_Your objective_.
Provide an exact transcription of all the records.

— START Dataset —

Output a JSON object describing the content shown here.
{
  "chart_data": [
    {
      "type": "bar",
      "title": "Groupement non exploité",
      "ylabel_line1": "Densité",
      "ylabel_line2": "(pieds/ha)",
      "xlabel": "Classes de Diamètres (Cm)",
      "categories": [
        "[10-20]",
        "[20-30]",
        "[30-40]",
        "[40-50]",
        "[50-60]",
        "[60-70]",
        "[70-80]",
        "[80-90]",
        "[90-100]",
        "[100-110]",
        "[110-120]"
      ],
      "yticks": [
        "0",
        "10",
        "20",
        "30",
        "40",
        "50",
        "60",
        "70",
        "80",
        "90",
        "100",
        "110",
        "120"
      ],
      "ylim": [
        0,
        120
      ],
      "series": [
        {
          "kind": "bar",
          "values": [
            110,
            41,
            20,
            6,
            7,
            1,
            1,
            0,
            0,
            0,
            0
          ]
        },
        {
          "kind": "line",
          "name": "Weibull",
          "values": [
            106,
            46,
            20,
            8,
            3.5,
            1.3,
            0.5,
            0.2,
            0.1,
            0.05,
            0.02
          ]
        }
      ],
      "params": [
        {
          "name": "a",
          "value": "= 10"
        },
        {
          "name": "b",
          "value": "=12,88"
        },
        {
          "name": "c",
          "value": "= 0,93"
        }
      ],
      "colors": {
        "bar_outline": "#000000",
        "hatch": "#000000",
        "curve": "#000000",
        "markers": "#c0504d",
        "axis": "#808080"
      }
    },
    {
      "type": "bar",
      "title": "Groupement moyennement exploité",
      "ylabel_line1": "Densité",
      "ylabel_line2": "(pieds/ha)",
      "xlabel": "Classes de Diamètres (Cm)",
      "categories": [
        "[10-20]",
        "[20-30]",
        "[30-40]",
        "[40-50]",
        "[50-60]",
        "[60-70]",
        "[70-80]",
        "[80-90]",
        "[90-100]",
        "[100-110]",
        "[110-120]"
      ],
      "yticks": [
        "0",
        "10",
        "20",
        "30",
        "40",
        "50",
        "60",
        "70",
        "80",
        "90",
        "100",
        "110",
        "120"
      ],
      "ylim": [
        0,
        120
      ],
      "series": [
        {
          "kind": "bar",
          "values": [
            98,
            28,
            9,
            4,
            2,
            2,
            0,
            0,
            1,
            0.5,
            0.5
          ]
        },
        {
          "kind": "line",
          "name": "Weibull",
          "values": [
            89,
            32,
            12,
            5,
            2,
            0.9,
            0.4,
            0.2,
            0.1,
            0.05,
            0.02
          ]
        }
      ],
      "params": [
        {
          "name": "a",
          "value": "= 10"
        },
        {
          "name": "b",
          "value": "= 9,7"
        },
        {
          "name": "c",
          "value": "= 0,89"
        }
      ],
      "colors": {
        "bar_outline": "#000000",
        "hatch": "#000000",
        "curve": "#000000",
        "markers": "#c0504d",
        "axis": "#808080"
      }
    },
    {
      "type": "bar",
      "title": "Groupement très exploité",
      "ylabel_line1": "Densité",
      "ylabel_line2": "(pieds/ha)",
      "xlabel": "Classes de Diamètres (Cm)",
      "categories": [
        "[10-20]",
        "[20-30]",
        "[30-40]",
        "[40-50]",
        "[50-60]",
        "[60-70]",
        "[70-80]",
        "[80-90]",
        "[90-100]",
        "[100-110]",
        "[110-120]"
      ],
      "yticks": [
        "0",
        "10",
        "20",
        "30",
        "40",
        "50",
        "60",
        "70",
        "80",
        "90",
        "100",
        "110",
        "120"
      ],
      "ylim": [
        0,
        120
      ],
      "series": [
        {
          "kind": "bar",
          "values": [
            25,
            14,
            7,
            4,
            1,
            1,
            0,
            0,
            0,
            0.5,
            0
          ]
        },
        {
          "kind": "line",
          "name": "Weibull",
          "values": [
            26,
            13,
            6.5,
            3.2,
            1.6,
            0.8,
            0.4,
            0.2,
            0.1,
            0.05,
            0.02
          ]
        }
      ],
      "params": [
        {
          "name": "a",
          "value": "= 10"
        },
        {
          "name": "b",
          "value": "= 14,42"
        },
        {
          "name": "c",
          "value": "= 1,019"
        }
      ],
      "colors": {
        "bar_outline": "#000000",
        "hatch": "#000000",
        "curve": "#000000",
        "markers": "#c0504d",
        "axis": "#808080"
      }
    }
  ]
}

— END Dataset —

_Complete answer_.
Output a JSON object describing the content shown here.
{
  "chart_data": [
    {
      "type": "bar",
      "title": "Groupement non exploité",
      "ylabel_line1": "Densité",
      "ylabel_line2": "(pieds/ha)",
      "xlabel": "Classes de Diamètres (Cm)",
      "categories": [
        "[10-20]",
        "[20-30]",
        "[30-40]",
        "[40-50]",
        "[50-60]",
        "[60-70]",
        "[70-80]",
        "[80-90]",
        "[90-100]",
        "[100-110]",
        "[110-120]"
      ],
      "yticks": [
        "0",
        "10",
        "20",
        "30",
        "40",
        "50",
        "60",
        "70",
        "80",
        "90",
        "100",
        "110",
        "120"
      ],
      "ylim": [
        0,
        120
      ],
      "series": [
        {
          "kind": "bar",
          "values": [
            110,
            41,
            20,
            6,
            7,
            1,
            1,
            0,
            0,
            0,
            0
          ]
        },
        {
          "kind": "line",
          "name": "Weibull",
          "values": [
            106,
            46,
            20,
            8,
            3.5,
            1.3,
            0.5,
            0.2,
            0.1,
            0.05,
            0.02
          ]
        }
      ],
      "params": [
        {
          "name": "a",
          "value": "= 10"
        },
        {
          "name": "b",
          "value": "=12,88"
        },
        {
          "name": "c",
          "value": "= 0,93"
        }
      ],
      "colors": {
        "bar_outline": "#000000",
        "hatch": "#000000",
        "curve": "#000000",
        "markers": "#c0504d",
        "axis": "#808080"
      }
    },
    {
      "type": "bar",
      "title": "Groupement moyennement exploité",
      "ylabel_line1": "Densité",
      "ylabel_line2": "(pieds/ha)",
      "xlabel": "Classes de Diamètres (Cm)",
      "categories": [
        "[10-20]",
        "[20-30]",
        "[30-40]",
        "[40-50]",
        "[50-60]",
        "[60-70]",
        "[70-80]",
        "[80-90]",
        "[90-100]",
        "[100-110]",
        "[110-120]"
      ],
      "yticks": [
        "0",
        "10",
        "20",
        "30",
        "40",
        "50",
        "60",
        "70",
        "80",
        "90",
        "100",
        "110",
        "120"
      ],
      "ylim": [
        0,
        120
      ],
      "series": [
        {
          "kind": "bar",
          "values": [
            98,
            28,
            9,
            4,
            2,
            2,
            0,
            0,
            1,
            0.5,
            0.5
          ]
        },
        {
          "kind": "line",
          "name": "Weibull",
          "values": [
            89,
            32,
            12,
            5,
            2,
            0.9,
            0.4,
            0.2,
            0.1,
            0.05,
            0.02
          ]
        }
      ],
      "params": [
        {
          "name": "a",
          "value": "= 10"
        },
        {
          "name": "b",
          "value": "= 9,7"
        },
        {
          "name": "c",
          "value": "= 0,89"
        }
      ],
      "colors": {
        "bar_outline": "#000000",
        "hatch": "#000000",
        "curve": "#000000",
        "markers": "#c0504d",
        "axis": "#808080"
      }
    },
    {
      "type": "bar",
      "title": "Groupement très exploité",
      "ylabel_line1": "Densité",
      "ylabel_line2": "(pieds/ha)",
      "xlabel": "Classes de Diamètres (Cm)",
      "categories": [
        "[10-20]",
        "[20-30]",
        "[30-40]",
        "[40-50]",
        "[50-60]",
        "[60-70]",
        "[70-80]",
        "[80-90]",
        "[90-100]",
        "[100-110]",
        "[110-120]"
      ],
      "yticks": [
        "0",
        "10",
        "20",
        "30",
        "40",
        "50",
        "60",
        "70",
        "80",
        "90",
        "100",
        "110",
        "120"
      ],
      "ylim": [
        0,
        120
      ],
      "series": [
        {
          "kind": "bar",
          "values": [
            25,
            14,
            7,
            4,
            1,
            1,
            0,
            0,
            0,
            0.5,
            0
          ]
        },
        {
          "kind": "line",
          "name": "Weibull",
          "values": [
            26,
            13,
            6.5,
            3.2,
            1.6,
            0.8,
            0.4,
            0.2,
            0.1,
            0.05,
            0.02
          ]
        }
      ],
      "params": [
        {
          "name": "a",
          "value": "= 10"
        },
        {
          "name": "b",
          "value": "= 14,42"
        },
        {
          "name": "c",
          "value": "= 1,019"
        }
      ],
      "colors": {
        "bar_outline": "#000000",
        "hatch": "#000000",
        "curve": "#000000",
        "markers": "#c0504d",
        "axis": "#808080"
      }
    }
  ]
}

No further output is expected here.